→ **Directions**
Search the material for the word "half" and copy each line that holds it.
◇ ◇ ◇ ◇ ◇ ◇ ◇
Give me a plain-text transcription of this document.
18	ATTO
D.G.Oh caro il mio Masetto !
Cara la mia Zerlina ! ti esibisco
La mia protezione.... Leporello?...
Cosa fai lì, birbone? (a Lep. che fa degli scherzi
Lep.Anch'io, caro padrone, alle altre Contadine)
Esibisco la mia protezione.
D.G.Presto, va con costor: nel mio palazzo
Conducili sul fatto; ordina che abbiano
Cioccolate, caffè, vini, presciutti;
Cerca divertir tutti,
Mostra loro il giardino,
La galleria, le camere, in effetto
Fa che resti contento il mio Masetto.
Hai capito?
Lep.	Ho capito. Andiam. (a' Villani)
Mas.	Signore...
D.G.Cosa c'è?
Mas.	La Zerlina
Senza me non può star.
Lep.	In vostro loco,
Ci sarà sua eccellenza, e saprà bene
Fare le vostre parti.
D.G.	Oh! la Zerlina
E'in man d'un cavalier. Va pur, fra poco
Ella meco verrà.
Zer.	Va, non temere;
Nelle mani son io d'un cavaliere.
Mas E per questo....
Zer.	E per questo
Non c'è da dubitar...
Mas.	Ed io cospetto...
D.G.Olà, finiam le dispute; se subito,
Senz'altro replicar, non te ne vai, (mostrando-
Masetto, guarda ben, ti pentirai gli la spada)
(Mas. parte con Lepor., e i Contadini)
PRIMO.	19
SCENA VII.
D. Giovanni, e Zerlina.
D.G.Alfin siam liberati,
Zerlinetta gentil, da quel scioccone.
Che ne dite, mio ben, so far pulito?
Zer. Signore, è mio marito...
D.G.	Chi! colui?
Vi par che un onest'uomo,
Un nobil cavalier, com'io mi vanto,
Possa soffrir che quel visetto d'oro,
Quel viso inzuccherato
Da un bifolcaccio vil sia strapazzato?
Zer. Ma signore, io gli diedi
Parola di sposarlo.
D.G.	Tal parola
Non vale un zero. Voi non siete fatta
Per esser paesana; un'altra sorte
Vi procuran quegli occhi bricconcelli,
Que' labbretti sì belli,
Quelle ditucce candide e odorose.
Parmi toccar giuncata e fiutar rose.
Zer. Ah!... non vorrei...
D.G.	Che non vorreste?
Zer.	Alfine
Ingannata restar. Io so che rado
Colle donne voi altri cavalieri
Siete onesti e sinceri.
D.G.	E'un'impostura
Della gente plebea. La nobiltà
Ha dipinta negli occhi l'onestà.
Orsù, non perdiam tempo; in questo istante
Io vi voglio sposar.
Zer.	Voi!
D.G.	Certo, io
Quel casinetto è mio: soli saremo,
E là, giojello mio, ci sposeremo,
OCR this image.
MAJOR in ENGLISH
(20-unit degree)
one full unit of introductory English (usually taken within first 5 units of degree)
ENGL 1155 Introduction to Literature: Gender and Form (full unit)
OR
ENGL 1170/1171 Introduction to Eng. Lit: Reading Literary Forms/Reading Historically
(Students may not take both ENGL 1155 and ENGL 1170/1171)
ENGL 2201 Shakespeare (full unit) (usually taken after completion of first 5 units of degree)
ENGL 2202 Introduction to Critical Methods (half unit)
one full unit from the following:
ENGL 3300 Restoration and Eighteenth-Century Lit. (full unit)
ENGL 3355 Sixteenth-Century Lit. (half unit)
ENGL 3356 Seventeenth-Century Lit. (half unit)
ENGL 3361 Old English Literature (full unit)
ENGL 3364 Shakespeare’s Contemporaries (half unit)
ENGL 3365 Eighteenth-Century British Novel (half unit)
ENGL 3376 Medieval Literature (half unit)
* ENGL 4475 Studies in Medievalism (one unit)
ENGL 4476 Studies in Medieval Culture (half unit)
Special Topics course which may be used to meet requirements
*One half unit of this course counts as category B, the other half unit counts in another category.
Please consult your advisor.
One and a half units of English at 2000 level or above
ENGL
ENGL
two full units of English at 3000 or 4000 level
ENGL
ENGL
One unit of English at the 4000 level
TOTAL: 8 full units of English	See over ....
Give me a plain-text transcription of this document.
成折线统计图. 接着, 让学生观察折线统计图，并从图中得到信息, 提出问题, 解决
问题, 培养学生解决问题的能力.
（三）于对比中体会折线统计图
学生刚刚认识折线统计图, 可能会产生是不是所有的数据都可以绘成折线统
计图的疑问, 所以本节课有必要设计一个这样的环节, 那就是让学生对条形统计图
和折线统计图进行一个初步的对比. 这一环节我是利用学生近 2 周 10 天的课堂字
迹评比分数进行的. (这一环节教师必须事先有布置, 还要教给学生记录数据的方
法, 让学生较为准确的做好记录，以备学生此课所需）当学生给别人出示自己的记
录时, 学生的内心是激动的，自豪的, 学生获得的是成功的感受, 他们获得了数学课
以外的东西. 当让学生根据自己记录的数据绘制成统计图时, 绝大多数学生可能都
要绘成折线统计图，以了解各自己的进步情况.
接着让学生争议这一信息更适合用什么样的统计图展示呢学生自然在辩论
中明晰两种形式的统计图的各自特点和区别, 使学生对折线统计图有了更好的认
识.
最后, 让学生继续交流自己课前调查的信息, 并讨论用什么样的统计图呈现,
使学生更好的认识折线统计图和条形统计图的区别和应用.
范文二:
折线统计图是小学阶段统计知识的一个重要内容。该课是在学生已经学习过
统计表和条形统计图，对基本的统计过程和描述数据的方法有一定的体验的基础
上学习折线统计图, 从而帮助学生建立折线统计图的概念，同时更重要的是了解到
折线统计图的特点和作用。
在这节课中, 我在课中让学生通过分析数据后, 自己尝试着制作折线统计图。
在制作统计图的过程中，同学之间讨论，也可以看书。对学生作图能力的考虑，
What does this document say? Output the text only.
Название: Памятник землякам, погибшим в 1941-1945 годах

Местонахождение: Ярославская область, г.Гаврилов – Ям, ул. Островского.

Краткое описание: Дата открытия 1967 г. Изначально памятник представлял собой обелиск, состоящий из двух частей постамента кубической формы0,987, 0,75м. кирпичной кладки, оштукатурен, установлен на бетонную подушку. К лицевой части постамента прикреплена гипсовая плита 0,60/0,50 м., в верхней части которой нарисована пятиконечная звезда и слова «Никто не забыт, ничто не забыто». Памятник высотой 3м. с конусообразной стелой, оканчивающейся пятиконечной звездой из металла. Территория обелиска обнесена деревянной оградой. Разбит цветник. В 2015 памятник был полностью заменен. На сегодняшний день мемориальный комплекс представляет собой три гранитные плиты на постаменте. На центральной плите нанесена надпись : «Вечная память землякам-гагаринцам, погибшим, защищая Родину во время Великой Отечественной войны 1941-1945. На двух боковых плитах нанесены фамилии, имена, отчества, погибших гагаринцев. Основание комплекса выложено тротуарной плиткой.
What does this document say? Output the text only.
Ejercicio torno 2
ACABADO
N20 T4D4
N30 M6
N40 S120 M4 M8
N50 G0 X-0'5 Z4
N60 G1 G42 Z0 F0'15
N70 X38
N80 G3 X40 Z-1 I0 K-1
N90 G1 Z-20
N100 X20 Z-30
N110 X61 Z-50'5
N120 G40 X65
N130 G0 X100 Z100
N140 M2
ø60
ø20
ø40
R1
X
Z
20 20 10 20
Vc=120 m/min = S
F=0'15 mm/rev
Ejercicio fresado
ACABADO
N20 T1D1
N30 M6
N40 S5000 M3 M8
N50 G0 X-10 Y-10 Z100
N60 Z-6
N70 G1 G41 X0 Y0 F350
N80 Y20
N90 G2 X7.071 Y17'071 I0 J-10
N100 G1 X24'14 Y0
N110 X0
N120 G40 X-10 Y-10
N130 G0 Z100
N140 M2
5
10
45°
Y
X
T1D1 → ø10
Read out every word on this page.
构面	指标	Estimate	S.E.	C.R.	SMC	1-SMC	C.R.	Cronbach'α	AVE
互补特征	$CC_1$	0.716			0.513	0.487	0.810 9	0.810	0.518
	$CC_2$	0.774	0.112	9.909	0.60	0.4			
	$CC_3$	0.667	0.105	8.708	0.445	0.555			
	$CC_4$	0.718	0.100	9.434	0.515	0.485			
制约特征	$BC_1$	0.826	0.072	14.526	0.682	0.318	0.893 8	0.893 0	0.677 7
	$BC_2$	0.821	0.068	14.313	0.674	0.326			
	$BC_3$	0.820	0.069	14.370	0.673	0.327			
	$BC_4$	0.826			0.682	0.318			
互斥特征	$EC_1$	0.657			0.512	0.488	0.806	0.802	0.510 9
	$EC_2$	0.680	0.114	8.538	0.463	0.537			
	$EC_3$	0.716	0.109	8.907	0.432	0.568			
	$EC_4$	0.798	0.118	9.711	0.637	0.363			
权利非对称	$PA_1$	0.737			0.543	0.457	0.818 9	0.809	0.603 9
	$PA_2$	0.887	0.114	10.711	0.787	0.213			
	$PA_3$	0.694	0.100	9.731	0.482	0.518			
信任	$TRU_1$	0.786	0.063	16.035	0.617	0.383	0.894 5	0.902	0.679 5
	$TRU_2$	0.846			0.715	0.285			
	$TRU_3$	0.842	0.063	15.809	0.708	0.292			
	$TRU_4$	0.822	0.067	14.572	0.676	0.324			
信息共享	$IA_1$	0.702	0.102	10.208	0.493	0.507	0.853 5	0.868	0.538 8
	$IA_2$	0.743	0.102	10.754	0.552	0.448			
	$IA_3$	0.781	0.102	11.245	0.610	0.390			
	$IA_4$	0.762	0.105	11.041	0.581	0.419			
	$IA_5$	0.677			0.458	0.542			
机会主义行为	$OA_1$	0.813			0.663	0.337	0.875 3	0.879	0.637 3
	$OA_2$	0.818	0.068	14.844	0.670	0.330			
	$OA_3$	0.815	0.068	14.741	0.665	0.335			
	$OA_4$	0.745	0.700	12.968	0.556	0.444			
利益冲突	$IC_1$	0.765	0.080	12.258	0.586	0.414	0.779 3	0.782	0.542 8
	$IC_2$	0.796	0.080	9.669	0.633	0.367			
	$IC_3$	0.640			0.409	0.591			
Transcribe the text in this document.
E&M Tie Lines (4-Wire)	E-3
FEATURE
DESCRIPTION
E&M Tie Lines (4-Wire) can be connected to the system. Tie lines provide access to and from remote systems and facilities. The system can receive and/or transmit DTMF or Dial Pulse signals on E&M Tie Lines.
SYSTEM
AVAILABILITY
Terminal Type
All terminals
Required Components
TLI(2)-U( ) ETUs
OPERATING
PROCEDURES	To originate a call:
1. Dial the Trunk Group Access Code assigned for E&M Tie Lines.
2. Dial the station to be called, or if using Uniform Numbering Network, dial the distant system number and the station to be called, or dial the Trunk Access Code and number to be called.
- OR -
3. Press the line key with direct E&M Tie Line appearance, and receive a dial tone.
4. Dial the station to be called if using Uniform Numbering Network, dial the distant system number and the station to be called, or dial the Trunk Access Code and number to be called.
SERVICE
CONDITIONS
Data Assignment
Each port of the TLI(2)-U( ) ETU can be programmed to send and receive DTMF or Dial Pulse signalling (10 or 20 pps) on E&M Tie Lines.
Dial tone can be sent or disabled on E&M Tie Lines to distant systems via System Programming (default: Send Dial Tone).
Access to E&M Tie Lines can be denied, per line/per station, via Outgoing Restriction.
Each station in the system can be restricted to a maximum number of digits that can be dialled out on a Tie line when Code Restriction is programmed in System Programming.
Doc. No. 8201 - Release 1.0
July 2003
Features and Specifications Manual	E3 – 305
◇ ◇ ◇ ◇ ◇ ◇ ◇
→ **Answer for this exercise**
ENGL 2202 Introduction to Critical Methods (half unit)
ENGL 3355 Sixteenth-Century Lit. (half unit)
ENGL 3356 Seventeenth-Century Lit. (half unit)
ENGL 3364 Shakespeare’s Contemporaries (half unit)
ENGL 3365 Eighteenth-Century British Novel (half unit)
ENGL 3376 Medieval Literature (half unit)
ENGL 4476 Studies in Medieval Culture (half unit)
*One half unit of this course counts as category B, the other half unit counts in another category.
One and a half units of English at 2000 level or above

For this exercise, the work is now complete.